[WHAT IS BEING ASKED] Read the lines below and count those that have the word "aquatic". Respond with the number only.

[DATA FOR THIS EXERCISE]
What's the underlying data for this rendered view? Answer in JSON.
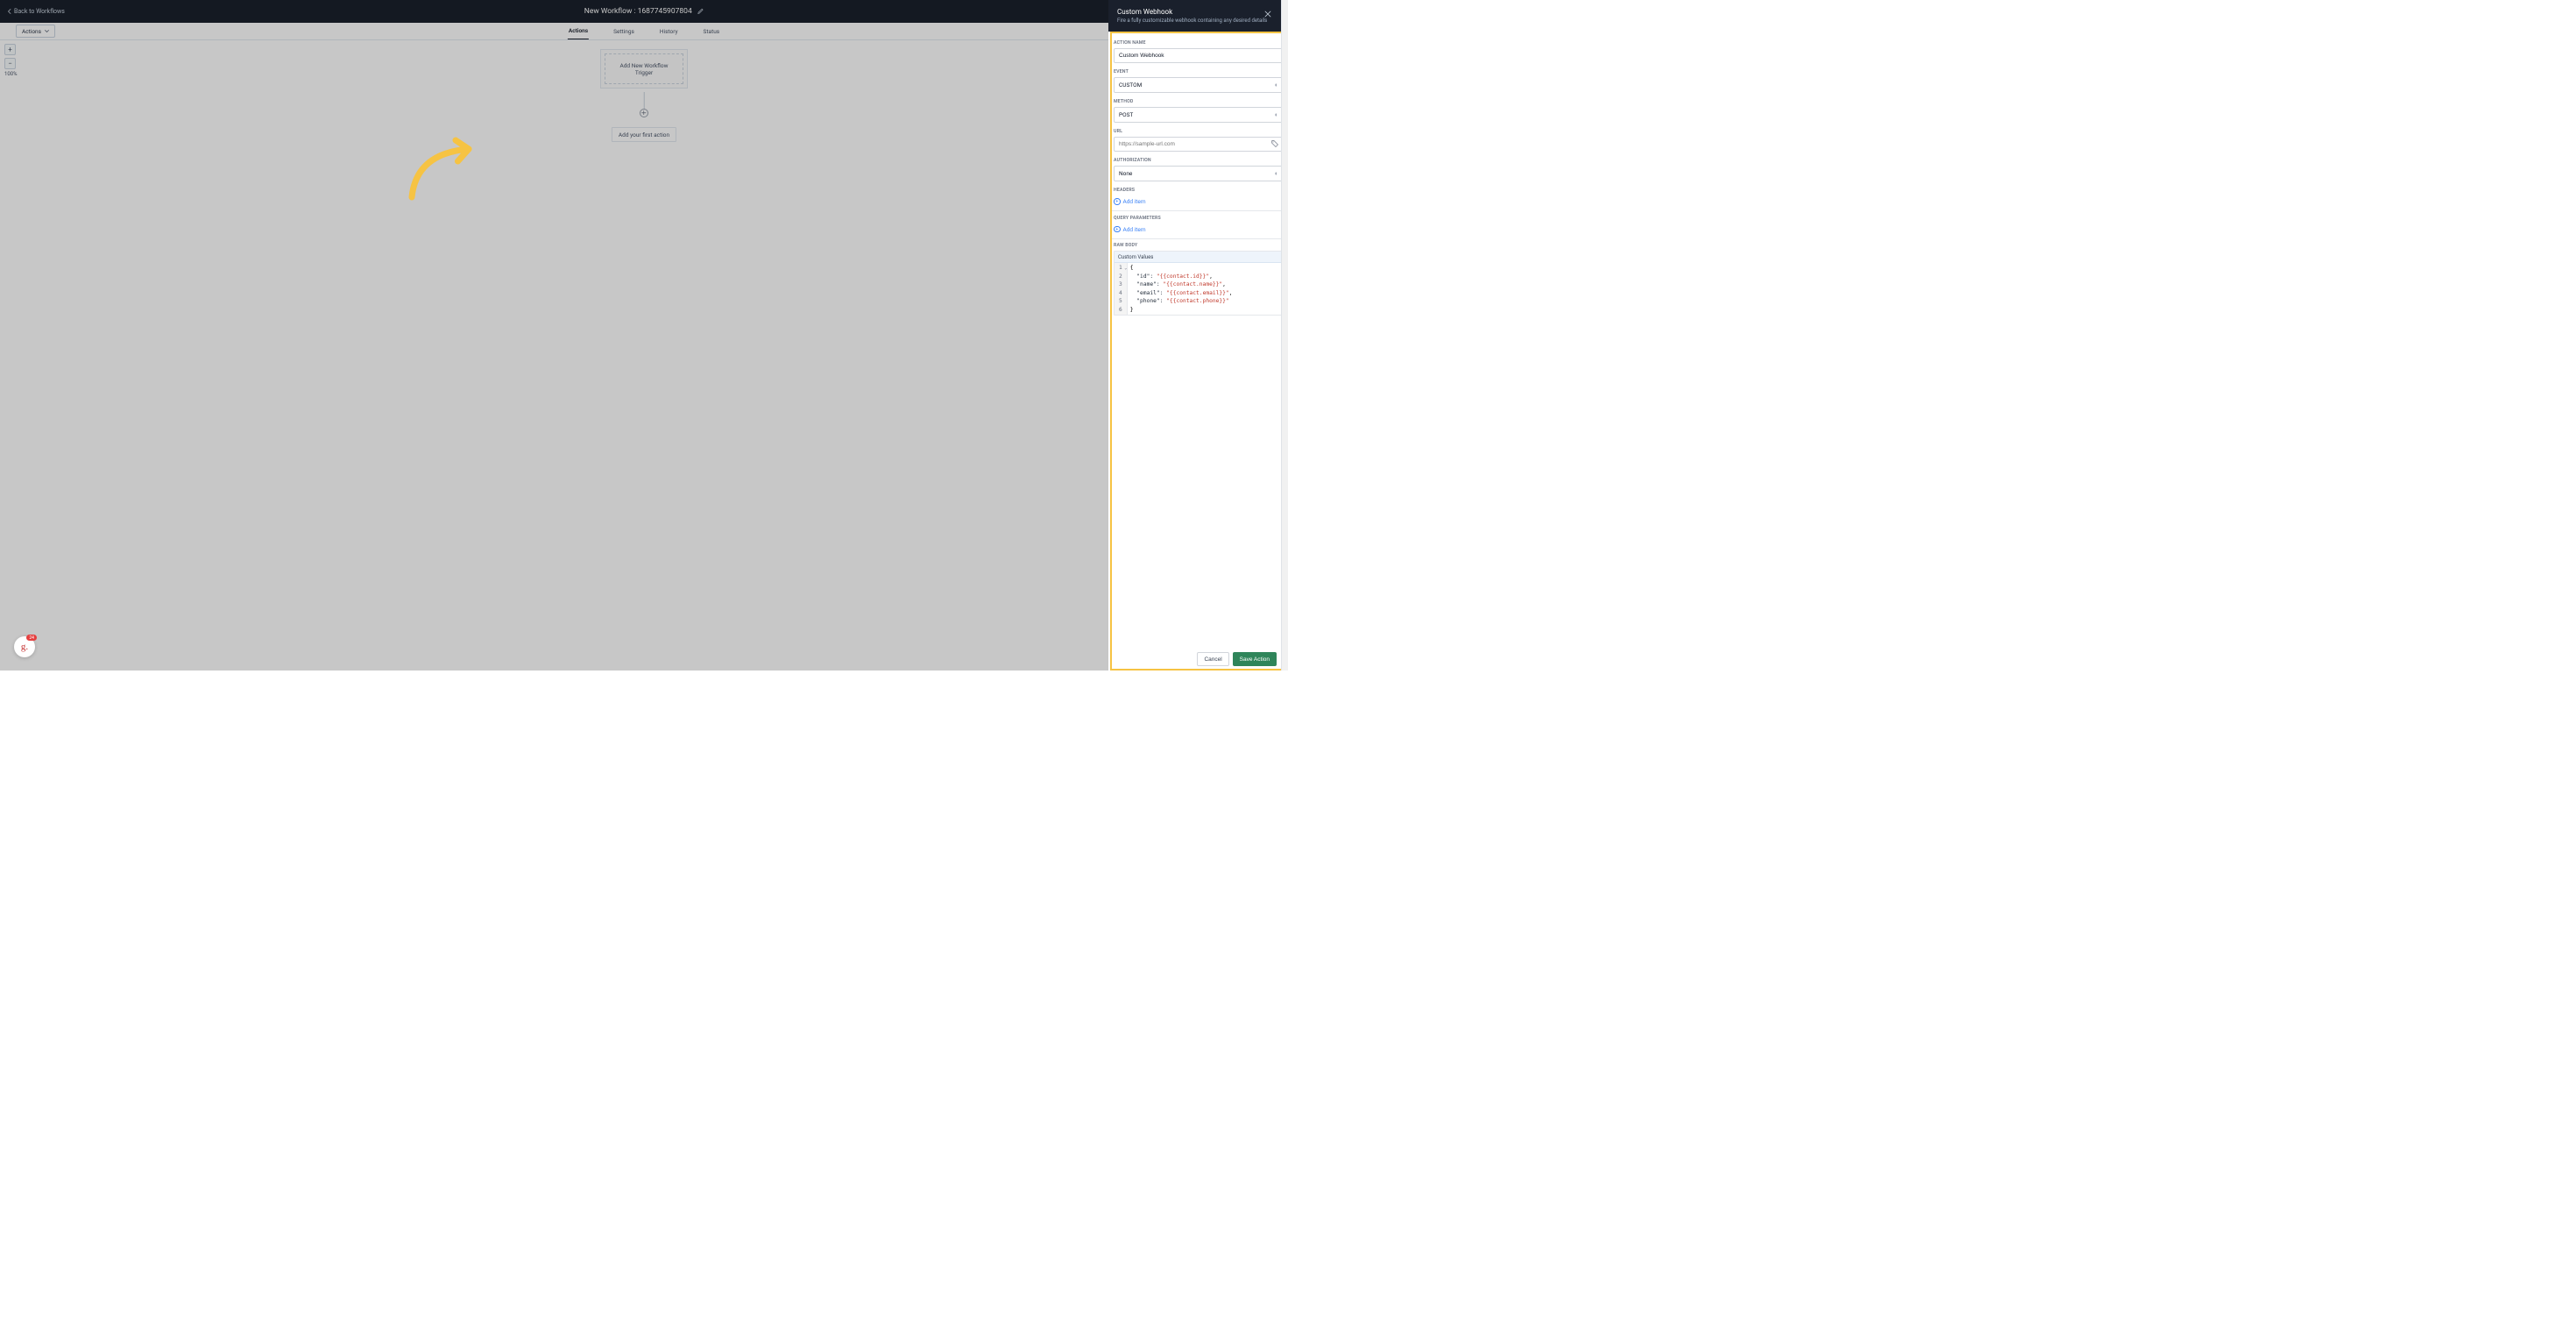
{
  "header": {
    "back_label": "Back to Workflows",
    "title": "New Workflow : 1687745907804"
  },
  "tabs": {
    "actions_dropdown": "Actions",
    "items": [
      "Actions",
      "Settings",
      "History",
      "Status"
    ],
    "active_index": 0
  },
  "zoom": {
    "percent": "100%"
  },
  "canvas": {
    "trigger_label": "Add New Workflow Trigger",
    "first_action_label": "Add your first action"
  },
  "drawer": {
    "title": "Custom Webhook",
    "subtitle": "Fire a fully customizable webhook containing any desired details",
    "fields": {
      "action_name": {
        "label": "ACTION NAME",
        "value": "Custom Webhook"
      },
      "event": {
        "label": "EVENT",
        "value": "CUSTOM"
      },
      "method": {
        "label": "METHOD",
        "value": "POST"
      },
      "url": {
        "label": "URL",
        "placeholder": "https://sample-url.com"
      },
      "authorization": {
        "label": "AUTHORIZATION",
        "value": "None"
      },
      "headers": {
        "label": "HEADERS",
        "add_label": "Add item"
      },
      "query_params": {
        "label": "QUERY PARAMETERS",
        "add_label": "Add item"
      },
      "raw_body": {
        "label": "RAW BODY",
        "custom_values_label": "Custom Values"
      }
    },
    "code": {
      "lines": [
        "1",
        "2",
        "3",
        "4",
        "5",
        "6"
      ],
      "l1": "{",
      "l2_key": "\"id\": ",
      "l2_val": "\"{{contact.id}}\"",
      "l3_key": "\"name\": ",
      "l3_val": "\"{{contact.name}}\"",
      "l4_key": "\"email\": ",
      "l4_val": "\"{{contact.email}}\"",
      "l5_key": "\"phone\": ",
      "l5_val": "\"{{contact.phone}}\"",
      "l6": "}"
    },
    "footer": {
      "cancel": "Cancel",
      "save": "Save Action"
    }
  },
  "badge": {
    "letter": "g.",
    "count": "24"
  }
}
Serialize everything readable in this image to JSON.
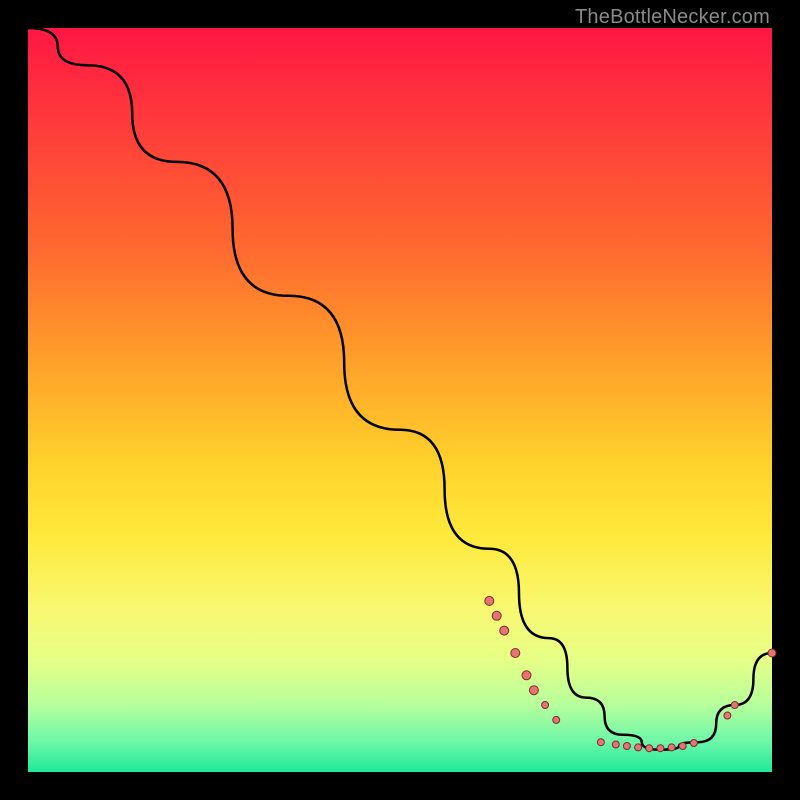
{
  "watermark": "TheBottleNecker.com",
  "chart_data": {
    "type": "line",
    "title": "",
    "xlabel": "",
    "ylabel": "",
    "xlim": [
      0,
      100
    ],
    "ylim": [
      0,
      100
    ],
    "grid": false,
    "series": [
      {
        "name": "",
        "color": "#000000",
        "x": [
          0,
          8,
          20,
          35,
          50,
          62,
          70,
          75,
          80,
          85,
          90,
          95,
          100
        ],
        "y": [
          100,
          95,
          82,
          64,
          46,
          30,
          18,
          10,
          5,
          3,
          4,
          9,
          16
        ]
      }
    ],
    "markers": [
      {
        "x": 62,
        "y": 23,
        "r": 4.5
      },
      {
        "x": 63,
        "y": 21,
        "r": 4.5
      },
      {
        "x": 64,
        "y": 19,
        "r": 4.5
      },
      {
        "x": 65.5,
        "y": 16,
        "r": 4.5
      },
      {
        "x": 67,
        "y": 13,
        "r": 4.5
      },
      {
        "x": 68,
        "y": 11,
        "r": 4.5
      },
      {
        "x": 69.5,
        "y": 9,
        "r": 3.5
      },
      {
        "x": 71,
        "y": 7,
        "r": 3.5
      },
      {
        "x": 77,
        "y": 4,
        "r": 3.5
      },
      {
        "x": 79,
        "y": 3.7,
        "r": 3.5
      },
      {
        "x": 80.5,
        "y": 3.5,
        "r": 3.5
      },
      {
        "x": 82,
        "y": 3.3,
        "r": 3.5
      },
      {
        "x": 83.5,
        "y": 3.2,
        "r": 3.5
      },
      {
        "x": 85,
        "y": 3.2,
        "r": 3.5
      },
      {
        "x": 86.5,
        "y": 3.3,
        "r": 3.5
      },
      {
        "x": 88,
        "y": 3.5,
        "r": 3.5
      },
      {
        "x": 89.5,
        "y": 3.9,
        "r": 3.5
      },
      {
        "x": 94,
        "y": 7.6,
        "r": 3.5
      },
      {
        "x": 95,
        "y": 9,
        "r": 3.5
      },
      {
        "x": 100,
        "y": 16,
        "r": 4
      }
    ],
    "marker_color": "#e77373",
    "marker_stroke": "#7b2f2f"
  }
}
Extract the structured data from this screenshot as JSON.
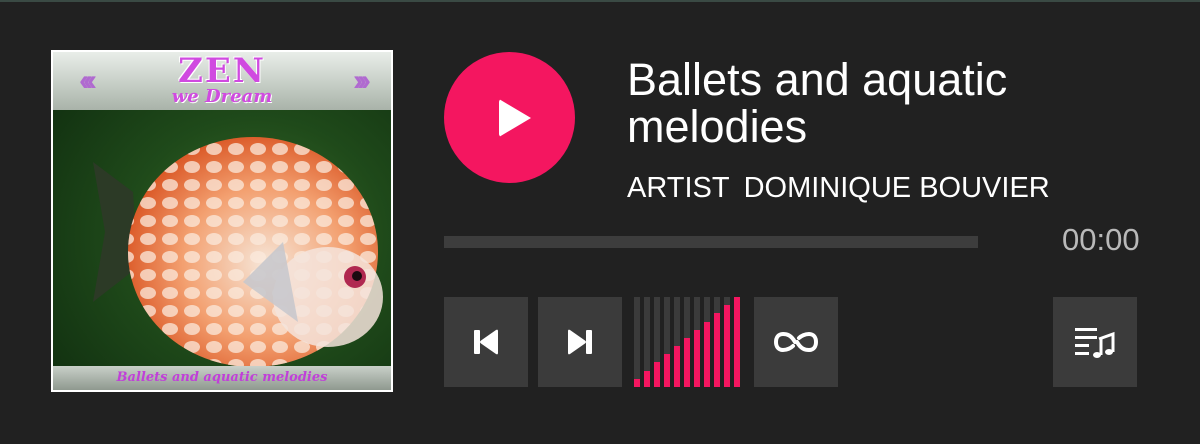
{
  "album": {
    "cover_logo": "ZEN",
    "cover_logo_sub": "we Dream",
    "cover_caption": "Ballets and aquatic melodies"
  },
  "track": {
    "title": "Ballets and aquatic melodies",
    "artist_label": "ARTIST",
    "artist_name": "DOMINIQUE BOUVIER",
    "time": "00:00",
    "progress": 0
  },
  "controls": {
    "play_icon": "play-icon",
    "prev_icon": "skip-previous-icon",
    "next_icon": "skip-next-icon",
    "loop_icon": "loop-icon",
    "playlist_icon": "playlist-music-icon"
  },
  "volume": {
    "level_fraction": 1.0,
    "bars": 11
  },
  "colors": {
    "accent": "#f41660",
    "background": "#212121",
    "button": "#3b3b3b",
    "track": "#3d3d3d",
    "time_text": "#b9b9b9"
  }
}
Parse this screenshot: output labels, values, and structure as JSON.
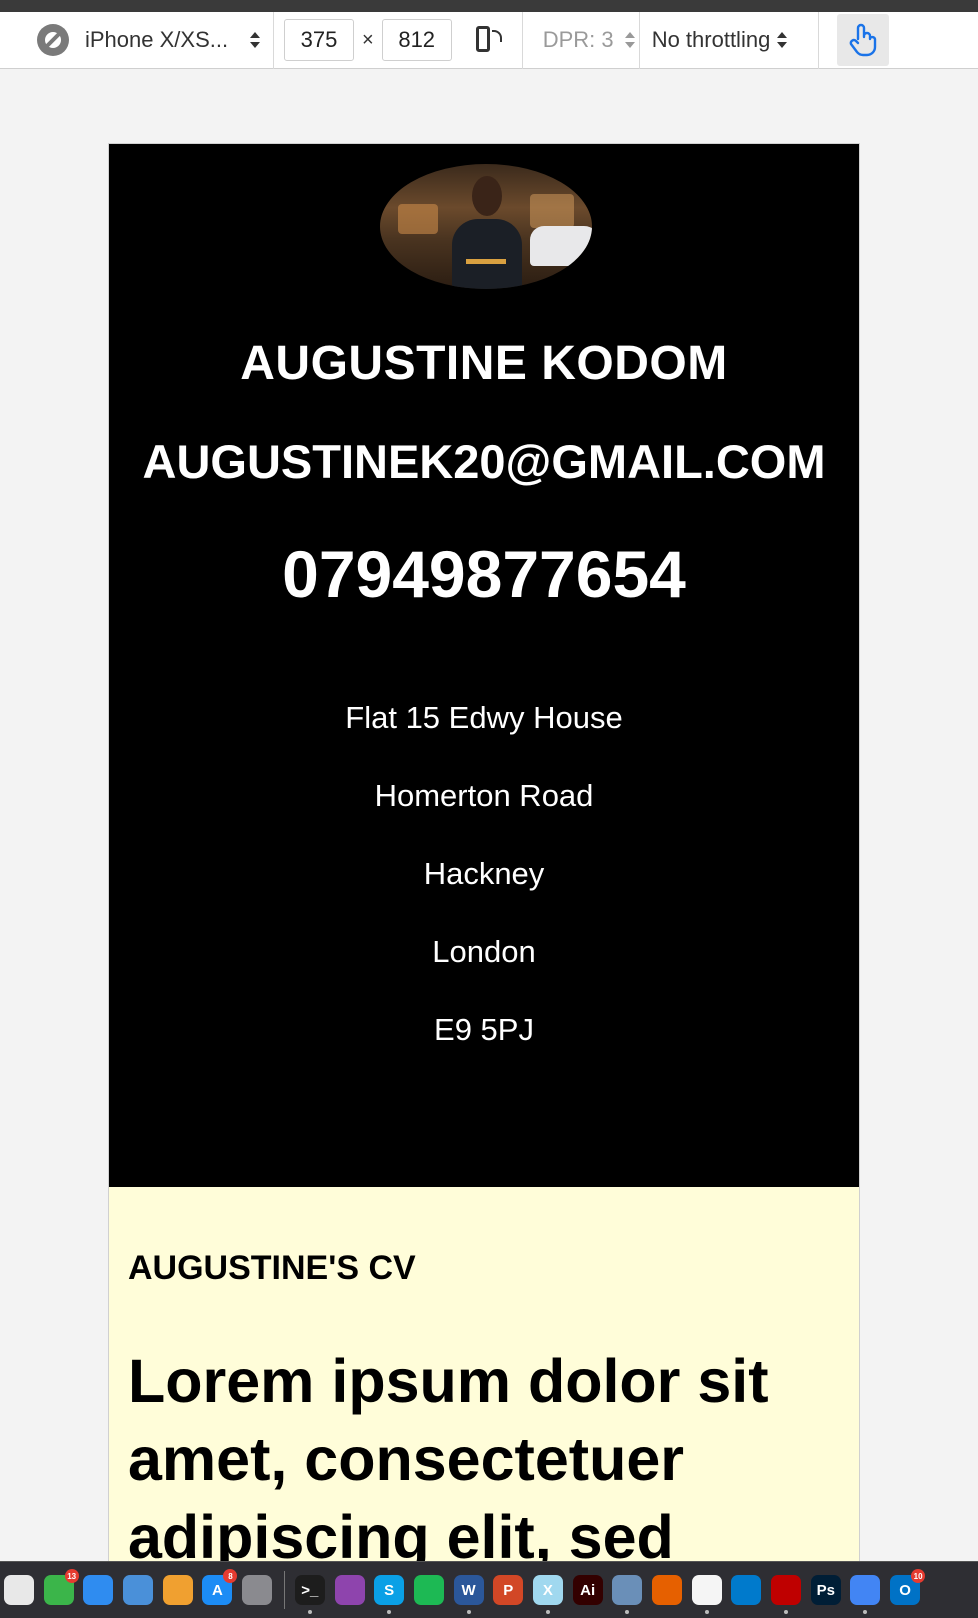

[IN RESPONSE] 2